▶ _What this task involves_: Show each line below that contains the string "block", and copy every such line in full. Uppercase and lowercase count as different.

— start of Materials provided —

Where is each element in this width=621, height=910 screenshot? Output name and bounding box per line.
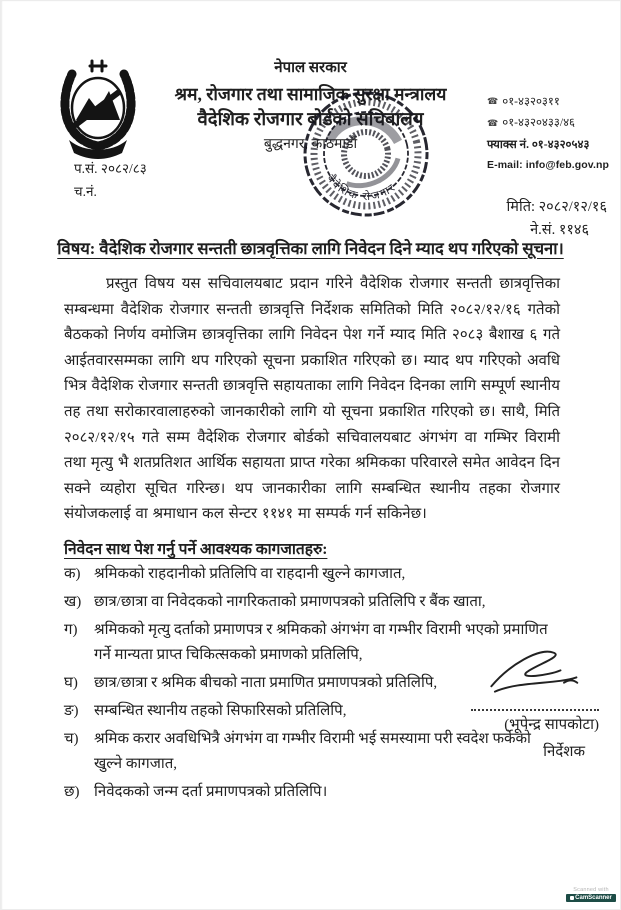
checklist-heading: निवेदन साथ पेश गर्नु पर्ने आवश्यक कागजातहरु: bbox=[64, 540, 328, 558]
list-item-text: श्रमिक करार अवधिभित्रै अंगभंग वा गम्भीर विरामी भई समस्यामा परी स्वदेश फर्केको खुल्ने कागजात, bbox=[94, 730, 531, 772]
signatory-name: (भूपेन्द्र सापकोटा) bbox=[504, 717, 599, 733]
ministry-name: श्रम, रोजगार तथा सामाजिक सुरक्षा मन्त्रालय bbox=[174, 84, 447, 105]
stamp-text: बैदेशिक रोजगार bbox=[324, 172, 399, 204]
list-item-label: ग) bbox=[64, 621, 78, 638]
fax-number: फ्याक्स नं. ०१-४३२०५४३ bbox=[487, 138, 590, 151]
list-item bbox=[64, 780, 560, 805]
dispatch-number: च.नं. bbox=[74, 183, 97, 199]
letter-number: प.सं. २०८२/८३ bbox=[74, 161, 147, 176]
subject-line: विषय: वैदेशिक रोजगार सन्तती छात्रवृत्तिका लागि निवेदन दिने म्याद थप गरिएको सूचना। bbox=[57, 239, 564, 258]
letter-date: मिति: २०८२/१२/१६ bbox=[506, 199, 607, 215]
email-address: E-mail: info@feb.gov.np bbox=[487, 158, 610, 171]
signature-icon bbox=[473, 642, 593, 704]
reference-block bbox=[74, 158, 147, 204]
list-item-text: सम्बन्धित स्थानीय तहको सिफारिसको प्रतिलिपि, bbox=[94, 702, 347, 719]
contact-block bbox=[487, 92, 617, 175]
list-item-text: श्रमिकको राहदानीको प्रतिलिपि वा राहदानी खुल्ने कागजात, bbox=[94, 565, 406, 582]
list-item-text: छात्र/छात्रा वा निवेदकको नागरिकताको प्रमाणपत्रको प्रतिलिपि र बैंक खाता, bbox=[94, 593, 486, 610]
signature-dotted-line bbox=[471, 709, 599, 711]
phone-number-2: ०१-४३२०४३३/४६ bbox=[502, 117, 576, 130]
signature-block bbox=[429, 642, 599, 761]
list-item-label: ङ) bbox=[64, 702, 79, 719]
government-name: नेपाल सरकार bbox=[274, 60, 347, 76]
phone-row-1 bbox=[487, 92, 617, 113]
watermark-brand: CamScanner bbox=[575, 895, 612, 901]
list-item-label: छ) bbox=[64, 783, 80, 800]
phone-icon: ☎ bbox=[487, 97, 499, 108]
camscanner-logo-icon bbox=[570, 896, 574, 900]
phone-number-1: ०१-४३२०३११ bbox=[502, 96, 560, 108]
list-item-label: क) bbox=[64, 565, 81, 582]
phone-row-2 bbox=[487, 113, 617, 134]
list-item-text: छात्र/छात्रा र श्रमिक बीचको नाता प्रमाणित प्रमाणपत्रको प्रतिलिपि, bbox=[94, 674, 438, 691]
camscanner-watermark bbox=[566, 887, 616, 902]
list-item-label: घ) bbox=[64, 674, 78, 691]
body-paragraph: प्रस्तुत विषय यस सचिवालयबाट प्रदान गरिने वैदेशिक रोजगार सन्तती छात्रवृत्तिका सम्बन्धमा वैदेशिक रोजगार सन्तती छात्रवृत्ति निर्देशक समितिको मिति २०८२/१२/१६ गतेको बैठकको निर्णय वमोजिम छात्रवृत्तिका लागि निवेदन पेश गर्ने म्याद मिति २०८३ बैशाख ६ गते आईतवारसम्मका लागि थप गरिएको सूचना प्रकाशित गरिएको छ। म्याद थप गरिएको अवधि भित्र वैदेशिक रोजगार सन्तती छात्रवृत्ति सहायताका लागि निवेदन दिनका लागि सम्पूर्ण स्थानीय तह तथा सरोकारवालाहरुको जानकारीको लागि यो सूचना प्रकाशित गरिएको छ। साथै, मिति २०८२/१२/१५ गते सम्म वैदेशिक रोजगार बोर्डको सचिवालयबाट अंगभंग वा गम्भिर विरामी तथा मृत्यु भै शतप्रतिशत आर्थिक सहायता प्राप्त गरेका श्रमिकका परिवारले समेत आवेदन दिन सक्ने व्यहोरा सूचित गरिन्छ। थप जानकारीका लागि सम्बन्धित स्थानीय तहका रोजगार संयोजकलाई वा श्रमाधान कल सेन्टर ११४१ मा सम्पर्क गर्न सकिनेछ। bbox=[64, 276, 560, 523]
camscanner-badge bbox=[566, 894, 616, 902]
list-item-label: च) bbox=[64, 730, 79, 747]
list-item-text: निवेदकको जन्म दर्ता प्रमाणपत्रको प्रतिलिपि। bbox=[94, 783, 328, 800]
phone-icon: ☎ bbox=[487, 118, 499, 129]
list-item-label: ख) bbox=[64, 593, 82, 610]
watermark-text: Scanned with bbox=[573, 887, 609, 893]
list-item bbox=[64, 562, 560, 587]
list-item-text: श्रमिकको मृत्यु दर्ताको प्रमाणपत्र र श्रमिकको अंगभंग वा गम्भीर विरामी भएको प्रमाणित गर्ने मान्यता प्राप्त चिकित्सकको प्रमाणको प्रतिलिपि, bbox=[94, 621, 548, 663]
notice-number: ने.सं. ११४६ bbox=[530, 222, 589, 239]
office-address: बुद्धनगर, काठमाडौं bbox=[263, 136, 358, 152]
office-name: वैदेशिक रोजगार बोर्डको सचिवालय bbox=[197, 110, 424, 131]
signatory-title: निर्देशक bbox=[543, 744, 585, 760]
list-item bbox=[64, 590, 560, 615]
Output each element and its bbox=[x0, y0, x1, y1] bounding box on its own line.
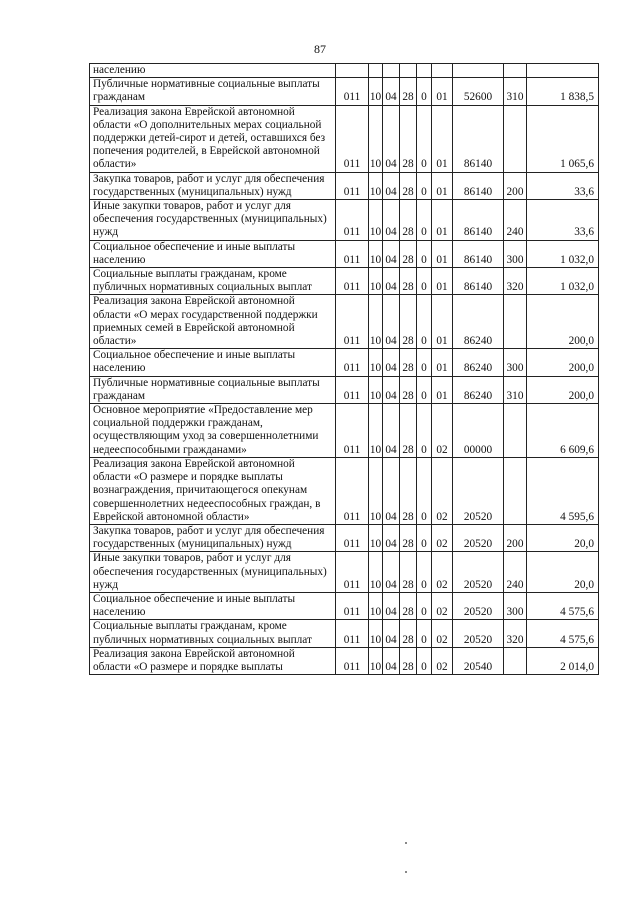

— end of Materials provided —

▶ _Task output_:
reference-block bbox=[74, 158, 147, 204]
contact-block bbox=[487, 92, 617, 175]
signature-block bbox=[429, 642, 599, 761]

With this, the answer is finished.